» **Short exercise**:
Reproduce the records below exactly as they appear, omitting any pictures they contain.

— START Materials provided —

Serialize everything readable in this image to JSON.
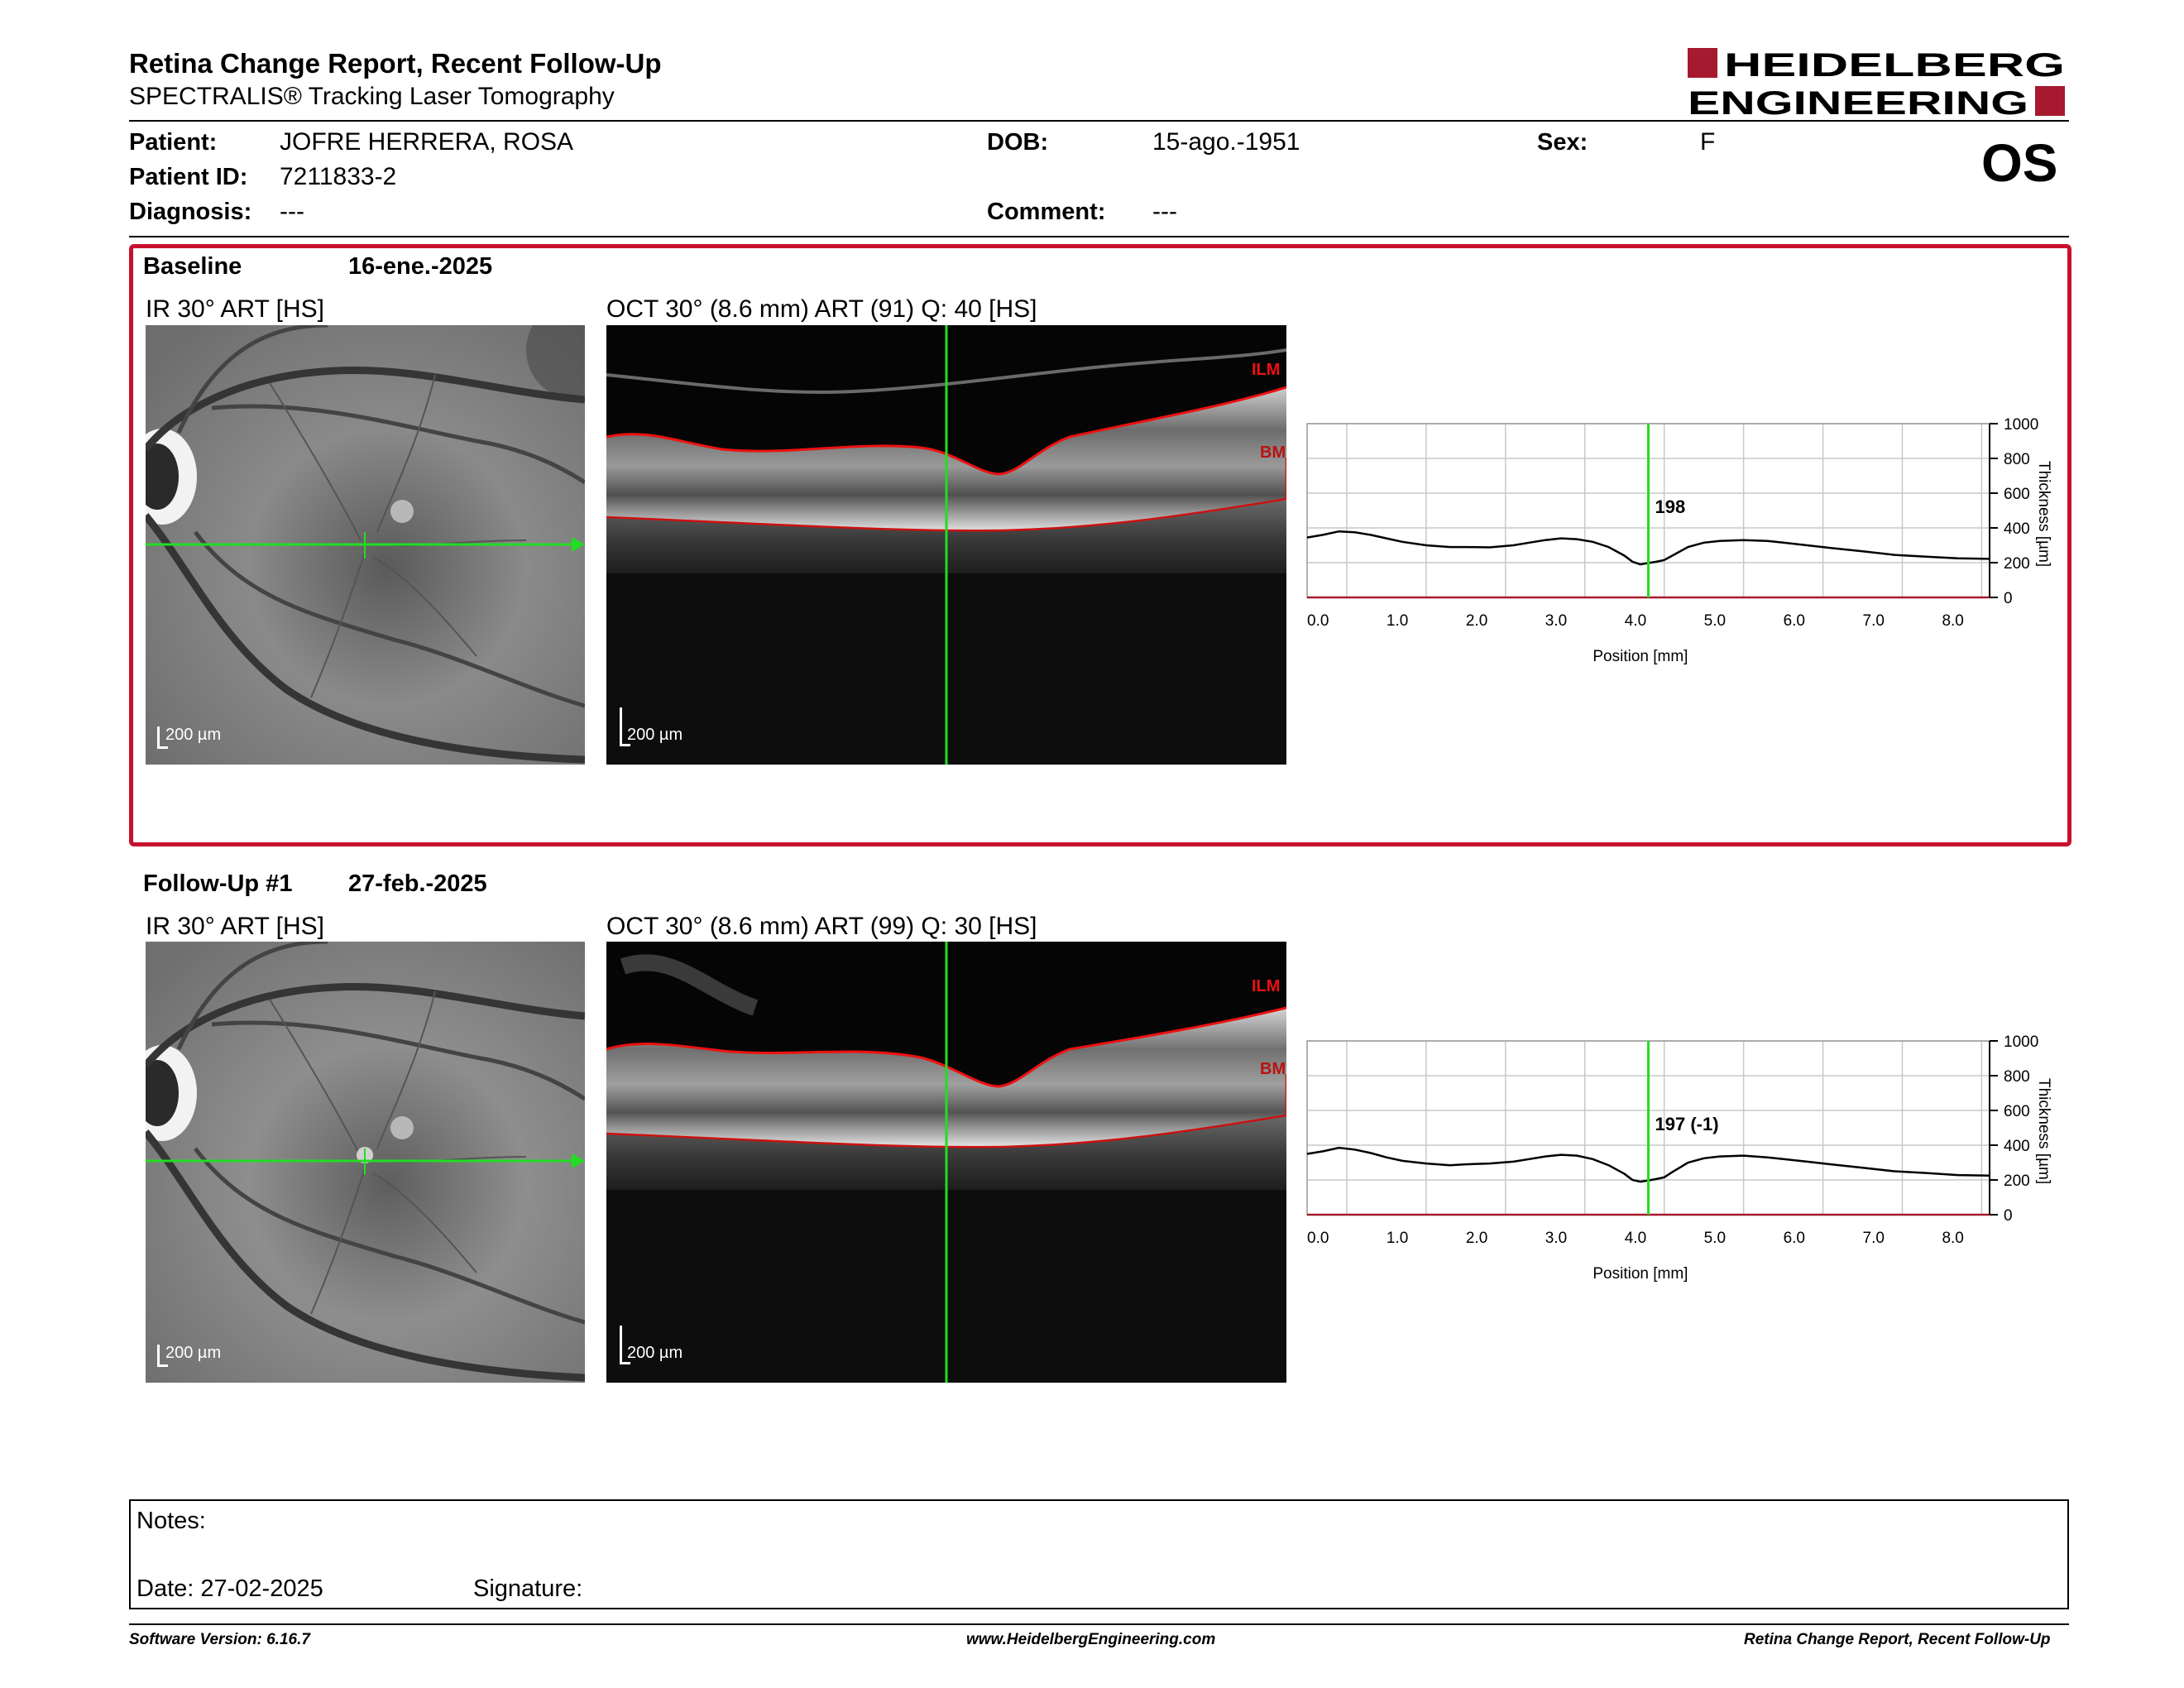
{
  "header": {
    "title": "Retina Change Report, Recent Follow-Up",
    "subtitle": "SPECTRALIS® Tracking Laser Tomography",
    "logo_line1": "HEIDELBERG",
    "logo_line2": "ENGINEERING",
    "eye": "OS"
  },
  "patient": {
    "patient_label": "Patient:",
    "patient_value": "JOFRE HERRERA, ROSA",
    "id_label": "Patient ID:",
    "id_value": "7211833-2",
    "diagnosis_label": "Diagnosis:",
    "diagnosis_value": "---",
    "dob_label": "DOB:",
    "dob_value": "15-ago.-1951",
    "comment_label": "Comment:",
    "comment_value": "---",
    "sex_label": "Sex:",
    "sex_value": "F"
  },
  "colors": {
    "accent_red": "#c8102e",
    "marker_green": "#22dd22",
    "logo_red": "#a6192e"
  },
  "baseline": {
    "label": "Baseline",
    "date": "16-ene.-2025",
    "ir_label": "IR 30° ART [HS]",
    "oct_label": "OCT 30° (8.6 mm) ART (91) Q: 40 [HS]",
    "ir_scale": "200 µm",
    "oct_scale": "200 µm",
    "ilm": "ILM",
    "bm": "BM"
  },
  "followup": {
    "label": "Follow-Up #1",
    "date": "27-feb.-2025",
    "ir_label": "IR 30° ART [HS]",
    "oct_label": "OCT 30° (8.6 mm) ART (99) Q: 30 [HS]",
    "ir_scale": "200 µm",
    "oct_scale": "200 µm",
    "ilm": "ILM",
    "bm": "BM"
  },
  "chart_data": [
    {
      "type": "line",
      "xlabel": "Position [mm]",
      "ylabel": "Thickness [µm]",
      "xlim": [
        0,
        8.6
      ],
      "ylim": [
        0,
        1000
      ],
      "x_ticks": [
        "0.0",
        "1.0",
        "2.0",
        "3.0",
        "4.0",
        "5.0",
        "6.0",
        "7.0",
        "8.0"
      ],
      "y_ticks": [
        "0",
        "200",
        "400",
        "600",
        "800",
        "1000"
      ],
      "grid": true,
      "marker_x": 4.3,
      "marker_label": "198",
      "series": [
        {
          "x": [
            0.0,
            0.2,
            0.4,
            0.6,
            0.8,
            1.0,
            1.2,
            1.5,
            1.8,
            2.0,
            2.3,
            2.6,
            2.8,
            3.0,
            3.2,
            3.4,
            3.6,
            3.8,
            4.0,
            4.1,
            4.2,
            4.3,
            4.4,
            4.5,
            4.6,
            4.8,
            5.0,
            5.2,
            5.5,
            5.8,
            6.0,
            6.3,
            6.6,
            7.0,
            7.4,
            7.8,
            8.2,
            8.6
          ],
          "values": [
            345,
            360,
            380,
            375,
            360,
            340,
            320,
            300,
            290,
            290,
            288,
            300,
            315,
            330,
            340,
            335,
            320,
            290,
            240,
            205,
            190,
            198,
            205,
            215,
            240,
            290,
            315,
            325,
            330,
            325,
            315,
            300,
            285,
            265,
            245,
            235,
            225,
            222
          ]
        }
      ]
    },
    {
      "type": "line",
      "xlabel": "Position [mm]",
      "ylabel": "Thickness [µm]",
      "xlim": [
        0,
        8.6
      ],
      "ylim": [
        0,
        1000
      ],
      "x_ticks": [
        "0.0",
        "1.0",
        "2.0",
        "3.0",
        "4.0",
        "5.0",
        "6.0",
        "7.0",
        "8.0"
      ],
      "y_ticks": [
        "0",
        "200",
        "400",
        "600",
        "800",
        "1000"
      ],
      "grid": true,
      "marker_x": 4.3,
      "marker_label": "197 (-1)",
      "series": [
        {
          "x": [
            0.0,
            0.2,
            0.4,
            0.6,
            0.8,
            1.0,
            1.2,
            1.5,
            1.8,
            2.0,
            2.3,
            2.6,
            2.8,
            3.0,
            3.2,
            3.4,
            3.6,
            3.8,
            4.0,
            4.1,
            4.2,
            4.3,
            4.4,
            4.5,
            4.6,
            4.8,
            5.0,
            5.2,
            5.5,
            5.8,
            6.0,
            6.3,
            6.6,
            7.0,
            7.4,
            7.8,
            8.2,
            8.6
          ],
          "values": [
            350,
            365,
            385,
            375,
            355,
            330,
            310,
            295,
            285,
            290,
            295,
            305,
            320,
            335,
            345,
            340,
            320,
            285,
            235,
            200,
            190,
            197,
            205,
            215,
            245,
            300,
            325,
            335,
            340,
            330,
            320,
            305,
            290,
            270,
            250,
            240,
            228,
            225
          ]
        }
      ]
    }
  ],
  "notes": {
    "notes_label": "Notes:",
    "date_label": "Date: 27-02-2025",
    "signature_label": "Signature:"
  },
  "footer": {
    "software": "Software Version: 6.16.7",
    "website": "www.HeidelbergEngineering.com",
    "report_name": "Retina Change Report, Recent Follow-Up"
  }
}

— END Materials provided —

» **Result below**:
Serialize everything readable in this image to JSON.
{
  "header": {
    "title": "Retina Change Report, Recent Follow-Up",
    "subtitle": "SPECTRALIS® Tracking Laser Tomography",
    "logo_line1": "HEIDELBERG",
    "logo_line2": "ENGINEERING",
    "eye": "OS"
  },
  "patient": {
    "patient_label": "Patient:",
    "patient_value": "JOFRE HERRERA, ROSA",
    "id_label": "Patient ID:",
    "id_value": "7211833-2",
    "diagnosis_label": "Diagnosis:",
    "diagnosis_value": "---",
    "dob_label": "DOB:",
    "dob_value": "15-ago.-1951",
    "comment_label": "Comment:",
    "comment_value": "---",
    "sex_label": "Sex:",
    "sex_value": "F"
  },
  "colors": {
    "accent_red": "#c8102e",
    "marker_green": "#22dd22",
    "logo_red": "#a6192e"
  },
  "baseline": {
    "label": "Baseline",
    "date": "16-ene.-2025",
    "ir_label": "IR 30° ART [HS]",
    "oct_label": "OCT 30° (8.6 mm) ART (91) Q: 40 [HS]",
    "ir_scale": "200 µm",
    "oct_scale": "200 µm",
    "ilm": "ILM",
    "bm": "BM"
  },
  "followup": {
    "label": "Follow-Up #1",
    "date": "27-feb.-2025",
    "ir_label": "IR 30° ART [HS]",
    "oct_label": "OCT 30° (8.6 mm) ART (99) Q: 30 [HS]",
    "ir_scale": "200 µm",
    "oct_scale": "200 µm",
    "ilm": "ILM",
    "bm": "BM"
  },
  "chart_data": [
    {
      "type": "line",
      "xlabel": "Position [mm]",
      "ylabel": "Thickness [µm]",
      "xlim": [
        0,
        8.6
      ],
      "ylim": [
        0,
        1000
      ],
      "x_ticks": [
        "0.0",
        "1.0",
        "2.0",
        "3.0",
        "4.0",
        "5.0",
        "6.0",
        "7.0",
        "8.0"
      ],
      "y_ticks": [
        "0",
        "200",
        "400",
        "600",
        "800",
        "1000"
      ],
      "grid": true,
      "marker_x": 4.3,
      "marker_label": "198",
      "series": [
        {
          "x": [
            0.0,
            0.2,
            0.4,
            0.6,
            0.8,
            1.0,
            1.2,
            1.5,
            1.8,
            2.0,
            2.3,
            2.6,
            2.8,
            3.0,
            3.2,
            3.4,
            3.6,
            3.8,
            4.0,
            4.1,
            4.2,
            4.3,
            4.4,
            4.5,
            4.6,
            4.8,
            5.0,
            5.2,
            5.5,
            5.8,
            6.0,
            6.3,
            6.6,
            7.0,
            7.4,
            7.8,
            8.2,
            8.6
          ],
          "values": [
            345,
            360,
            380,
            375,
            360,
            340,
            320,
            300,
            290,
            290,
            288,
            300,
            315,
            330,
            340,
            335,
            320,
            290,
            240,
            205,
            190,
            198,
            205,
            215,
            240,
            290,
            315,
            325,
            330,
            325,
            315,
            300,
            285,
            265,
            245,
            235,
            225,
            222
          ]
        }
      ]
    },
    {
      "type": "line",
      "xlabel": "Position [mm]",
      "ylabel": "Thickness [µm]",
      "xlim": [
        0,
        8.6
      ],
      "ylim": [
        0,
        1000
      ],
      "x_ticks": [
        "0.0",
        "1.0",
        "2.0",
        "3.0",
        "4.0",
        "5.0",
        "6.0",
        "7.0",
        "8.0"
      ],
      "y_ticks": [
        "0",
        "200",
        "400",
        "600",
        "800",
        "1000"
      ],
      "grid": true,
      "marker_x": 4.3,
      "marker_label": "197 (-1)",
      "series": [
        {
          "x": [
            0.0,
            0.2,
            0.4,
            0.6,
            0.8,
            1.0,
            1.2,
            1.5,
            1.8,
            2.0,
            2.3,
            2.6,
            2.8,
            3.0,
            3.2,
            3.4,
            3.6,
            3.8,
            4.0,
            4.1,
            4.2,
            4.3,
            4.4,
            4.5,
            4.6,
            4.8,
            5.0,
            5.2,
            5.5,
            5.8,
            6.0,
            6.3,
            6.6,
            7.0,
            7.4,
            7.8,
            8.2,
            8.6
          ],
          "values": [
            350,
            365,
            385,
            375,
            355,
            330,
            310,
            295,
            285,
            290,
            295,
            305,
            320,
            335,
            345,
            340,
            320,
            285,
            235,
            200,
            190,
            197,
            205,
            215,
            245,
            300,
            325,
            335,
            340,
            330,
            320,
            305,
            290,
            270,
            250,
            240,
            228,
            225
          ]
        }
      ]
    }
  ],
  "notes": {
    "notes_label": "Notes:",
    "date_label": "Date: 27-02-2025",
    "signature_label": "Signature:"
  },
  "footer": {
    "software": "Software Version: 6.16.7",
    "website": "www.HeidelbergEngineering.com",
    "report_name": "Retina Change Report, Recent Follow-Up"
  }
}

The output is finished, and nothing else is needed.